Dataset excerpts:

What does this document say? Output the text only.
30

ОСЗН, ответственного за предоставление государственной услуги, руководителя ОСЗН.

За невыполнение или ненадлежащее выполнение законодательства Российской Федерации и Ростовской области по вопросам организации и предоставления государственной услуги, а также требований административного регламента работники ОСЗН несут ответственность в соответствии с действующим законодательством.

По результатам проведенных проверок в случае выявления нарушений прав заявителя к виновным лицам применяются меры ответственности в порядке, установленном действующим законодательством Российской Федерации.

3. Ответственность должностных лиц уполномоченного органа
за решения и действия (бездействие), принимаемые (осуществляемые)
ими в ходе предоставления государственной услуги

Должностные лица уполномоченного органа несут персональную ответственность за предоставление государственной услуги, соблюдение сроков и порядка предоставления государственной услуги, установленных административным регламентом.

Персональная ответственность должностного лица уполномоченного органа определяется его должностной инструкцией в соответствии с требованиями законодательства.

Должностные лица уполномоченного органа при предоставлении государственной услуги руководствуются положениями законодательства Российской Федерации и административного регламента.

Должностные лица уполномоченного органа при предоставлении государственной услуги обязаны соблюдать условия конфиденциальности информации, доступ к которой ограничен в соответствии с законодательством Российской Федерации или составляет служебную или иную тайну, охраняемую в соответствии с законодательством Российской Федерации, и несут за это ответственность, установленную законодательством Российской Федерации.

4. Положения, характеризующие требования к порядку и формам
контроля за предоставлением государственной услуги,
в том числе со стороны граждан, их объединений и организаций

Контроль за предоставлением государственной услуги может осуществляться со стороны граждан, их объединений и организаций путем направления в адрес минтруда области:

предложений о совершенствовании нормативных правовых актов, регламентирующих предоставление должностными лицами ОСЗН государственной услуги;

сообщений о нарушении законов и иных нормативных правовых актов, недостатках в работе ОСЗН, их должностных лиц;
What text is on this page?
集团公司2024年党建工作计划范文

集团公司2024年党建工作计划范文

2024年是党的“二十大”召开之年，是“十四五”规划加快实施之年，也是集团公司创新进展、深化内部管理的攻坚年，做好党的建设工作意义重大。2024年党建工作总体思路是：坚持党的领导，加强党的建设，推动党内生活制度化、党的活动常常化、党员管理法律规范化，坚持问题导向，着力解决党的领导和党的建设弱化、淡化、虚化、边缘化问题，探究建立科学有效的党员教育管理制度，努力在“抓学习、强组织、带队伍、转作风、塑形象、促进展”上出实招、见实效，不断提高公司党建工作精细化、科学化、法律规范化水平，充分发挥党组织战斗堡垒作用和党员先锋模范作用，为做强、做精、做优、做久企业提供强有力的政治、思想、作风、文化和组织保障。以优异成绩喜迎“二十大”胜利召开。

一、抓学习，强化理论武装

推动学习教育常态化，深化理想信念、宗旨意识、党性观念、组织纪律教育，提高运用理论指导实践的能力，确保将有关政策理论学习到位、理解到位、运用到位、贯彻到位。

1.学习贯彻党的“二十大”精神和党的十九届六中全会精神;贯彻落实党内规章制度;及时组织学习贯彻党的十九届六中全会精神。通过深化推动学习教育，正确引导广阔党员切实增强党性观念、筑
==
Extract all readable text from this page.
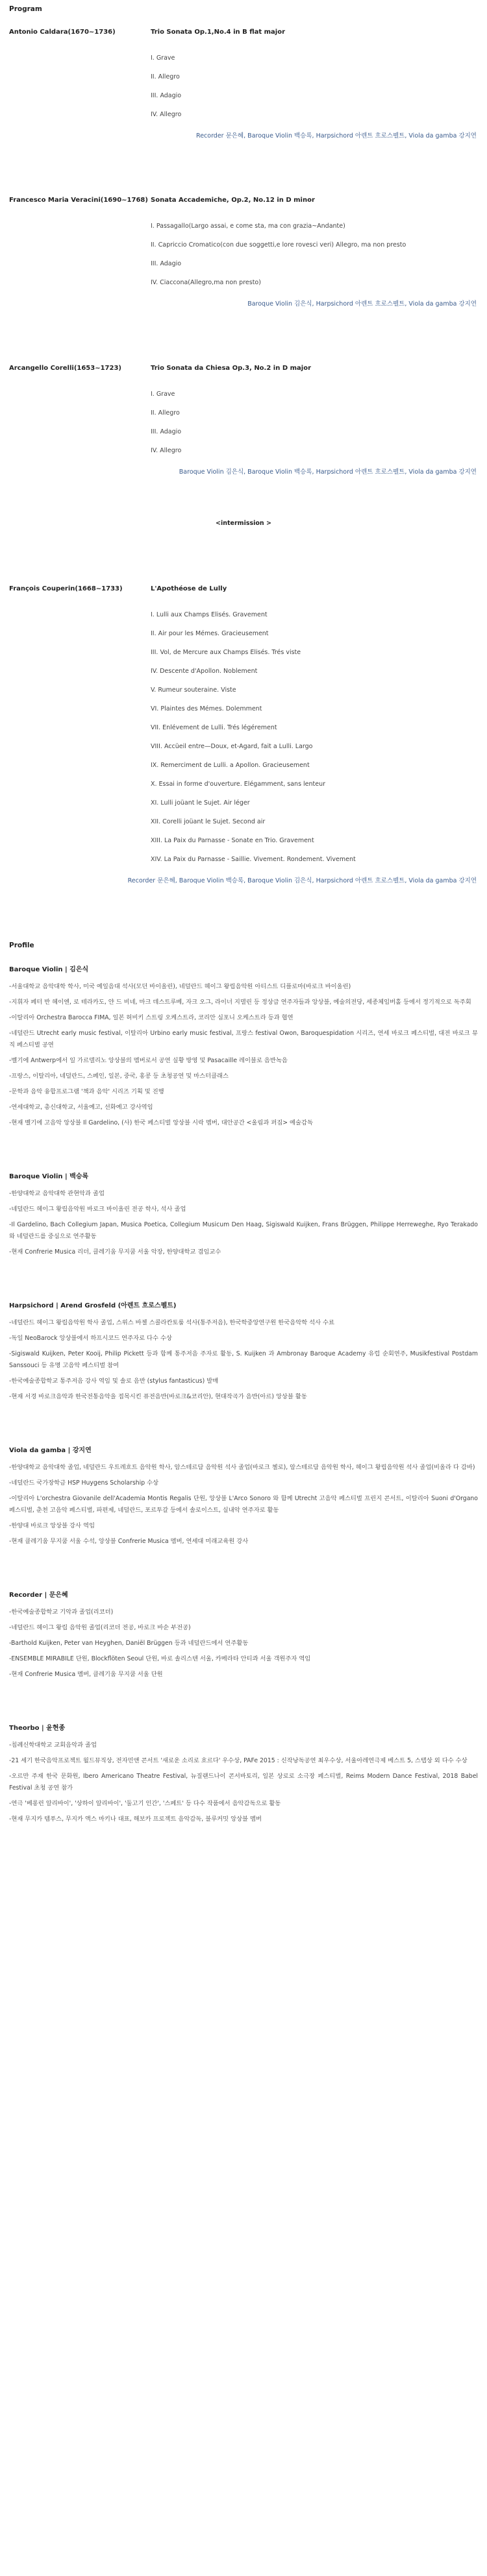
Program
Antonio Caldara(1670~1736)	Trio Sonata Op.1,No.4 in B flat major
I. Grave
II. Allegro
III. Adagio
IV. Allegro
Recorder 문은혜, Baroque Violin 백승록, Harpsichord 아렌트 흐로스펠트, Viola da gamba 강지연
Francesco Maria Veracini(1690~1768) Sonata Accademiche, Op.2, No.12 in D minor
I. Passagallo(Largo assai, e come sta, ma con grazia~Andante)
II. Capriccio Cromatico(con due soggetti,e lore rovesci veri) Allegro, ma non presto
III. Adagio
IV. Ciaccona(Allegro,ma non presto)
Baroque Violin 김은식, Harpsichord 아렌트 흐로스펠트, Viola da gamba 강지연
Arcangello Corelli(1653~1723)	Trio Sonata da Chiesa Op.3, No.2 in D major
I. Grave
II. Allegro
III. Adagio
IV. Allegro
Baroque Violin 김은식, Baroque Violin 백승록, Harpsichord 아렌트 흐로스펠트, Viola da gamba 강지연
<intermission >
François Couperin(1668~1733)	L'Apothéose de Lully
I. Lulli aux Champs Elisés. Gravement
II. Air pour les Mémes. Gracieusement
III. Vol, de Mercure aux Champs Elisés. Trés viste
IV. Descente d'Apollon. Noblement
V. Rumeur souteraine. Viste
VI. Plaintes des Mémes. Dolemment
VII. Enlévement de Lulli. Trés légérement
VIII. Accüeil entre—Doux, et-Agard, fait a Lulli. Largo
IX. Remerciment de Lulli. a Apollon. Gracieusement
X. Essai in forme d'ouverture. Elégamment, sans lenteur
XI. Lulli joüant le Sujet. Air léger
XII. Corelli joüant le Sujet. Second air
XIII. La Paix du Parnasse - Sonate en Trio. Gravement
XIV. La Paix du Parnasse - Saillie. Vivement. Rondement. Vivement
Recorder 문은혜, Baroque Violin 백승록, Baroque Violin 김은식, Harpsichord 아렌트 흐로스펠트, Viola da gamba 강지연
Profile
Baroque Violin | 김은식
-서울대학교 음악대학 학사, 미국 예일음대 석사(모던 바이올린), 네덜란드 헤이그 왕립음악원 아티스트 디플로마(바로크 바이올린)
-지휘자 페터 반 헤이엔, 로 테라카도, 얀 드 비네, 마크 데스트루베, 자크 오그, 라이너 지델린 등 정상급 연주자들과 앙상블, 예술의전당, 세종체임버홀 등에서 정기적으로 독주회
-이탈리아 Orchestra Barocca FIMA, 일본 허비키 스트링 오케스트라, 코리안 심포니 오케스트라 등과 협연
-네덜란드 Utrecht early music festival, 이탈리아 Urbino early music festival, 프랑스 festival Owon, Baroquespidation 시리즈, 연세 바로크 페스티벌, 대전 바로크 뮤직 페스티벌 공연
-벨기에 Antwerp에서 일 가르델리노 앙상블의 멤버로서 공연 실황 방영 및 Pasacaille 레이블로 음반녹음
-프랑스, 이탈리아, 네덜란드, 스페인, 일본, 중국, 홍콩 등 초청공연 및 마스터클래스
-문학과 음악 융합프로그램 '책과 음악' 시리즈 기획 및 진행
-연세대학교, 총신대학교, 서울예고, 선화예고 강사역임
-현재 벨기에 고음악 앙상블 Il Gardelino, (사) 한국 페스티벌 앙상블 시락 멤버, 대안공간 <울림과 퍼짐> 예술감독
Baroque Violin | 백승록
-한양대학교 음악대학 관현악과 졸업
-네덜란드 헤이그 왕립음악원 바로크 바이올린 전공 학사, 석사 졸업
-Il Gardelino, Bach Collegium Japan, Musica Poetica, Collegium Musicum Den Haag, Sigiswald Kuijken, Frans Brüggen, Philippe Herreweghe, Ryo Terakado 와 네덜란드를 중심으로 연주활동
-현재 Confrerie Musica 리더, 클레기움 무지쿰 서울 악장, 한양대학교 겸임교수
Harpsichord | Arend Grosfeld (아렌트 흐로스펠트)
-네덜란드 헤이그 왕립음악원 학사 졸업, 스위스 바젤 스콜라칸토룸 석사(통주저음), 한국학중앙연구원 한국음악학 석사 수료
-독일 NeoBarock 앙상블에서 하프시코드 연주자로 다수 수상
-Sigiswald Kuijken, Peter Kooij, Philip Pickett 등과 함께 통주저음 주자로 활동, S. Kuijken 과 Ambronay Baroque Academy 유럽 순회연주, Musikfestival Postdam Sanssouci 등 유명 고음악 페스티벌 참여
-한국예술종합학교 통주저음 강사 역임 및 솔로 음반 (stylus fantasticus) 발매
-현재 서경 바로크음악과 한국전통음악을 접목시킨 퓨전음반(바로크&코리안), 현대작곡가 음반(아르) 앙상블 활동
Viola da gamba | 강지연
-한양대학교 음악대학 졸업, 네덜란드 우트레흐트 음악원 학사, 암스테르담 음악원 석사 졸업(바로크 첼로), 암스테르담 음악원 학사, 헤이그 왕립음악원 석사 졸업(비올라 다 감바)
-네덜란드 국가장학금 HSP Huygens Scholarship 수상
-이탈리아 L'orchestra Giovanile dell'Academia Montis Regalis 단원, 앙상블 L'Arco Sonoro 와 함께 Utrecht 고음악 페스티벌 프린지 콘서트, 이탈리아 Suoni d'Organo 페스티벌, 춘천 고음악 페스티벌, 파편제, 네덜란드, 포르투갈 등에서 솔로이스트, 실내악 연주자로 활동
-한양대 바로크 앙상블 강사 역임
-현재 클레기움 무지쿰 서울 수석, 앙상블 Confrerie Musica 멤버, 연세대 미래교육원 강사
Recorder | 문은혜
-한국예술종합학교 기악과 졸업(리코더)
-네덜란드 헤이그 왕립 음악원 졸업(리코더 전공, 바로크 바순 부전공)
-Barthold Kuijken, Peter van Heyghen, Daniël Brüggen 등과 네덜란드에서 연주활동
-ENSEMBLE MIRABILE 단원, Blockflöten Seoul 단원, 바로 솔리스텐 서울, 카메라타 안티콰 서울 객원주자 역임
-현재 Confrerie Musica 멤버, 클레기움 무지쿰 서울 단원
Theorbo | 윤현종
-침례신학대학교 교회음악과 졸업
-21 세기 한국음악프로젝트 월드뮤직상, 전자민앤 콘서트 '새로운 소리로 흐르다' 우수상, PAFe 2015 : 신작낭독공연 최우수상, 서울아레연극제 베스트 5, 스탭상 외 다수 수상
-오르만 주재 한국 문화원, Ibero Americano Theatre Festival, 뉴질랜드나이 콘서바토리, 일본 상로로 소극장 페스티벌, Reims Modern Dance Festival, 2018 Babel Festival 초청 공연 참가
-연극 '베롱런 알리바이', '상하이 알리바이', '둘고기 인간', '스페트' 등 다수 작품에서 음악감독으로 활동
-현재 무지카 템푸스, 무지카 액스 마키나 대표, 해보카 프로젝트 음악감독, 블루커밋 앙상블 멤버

Request: Every line in the data above that contains "Paix" needs to be copied.

Final answer:
XIII. La Paix du Parnasse - Sonate en Trio. Gravement
XIV. La Paix du Parnasse - Saillie. Vivement. Rondement. Vivement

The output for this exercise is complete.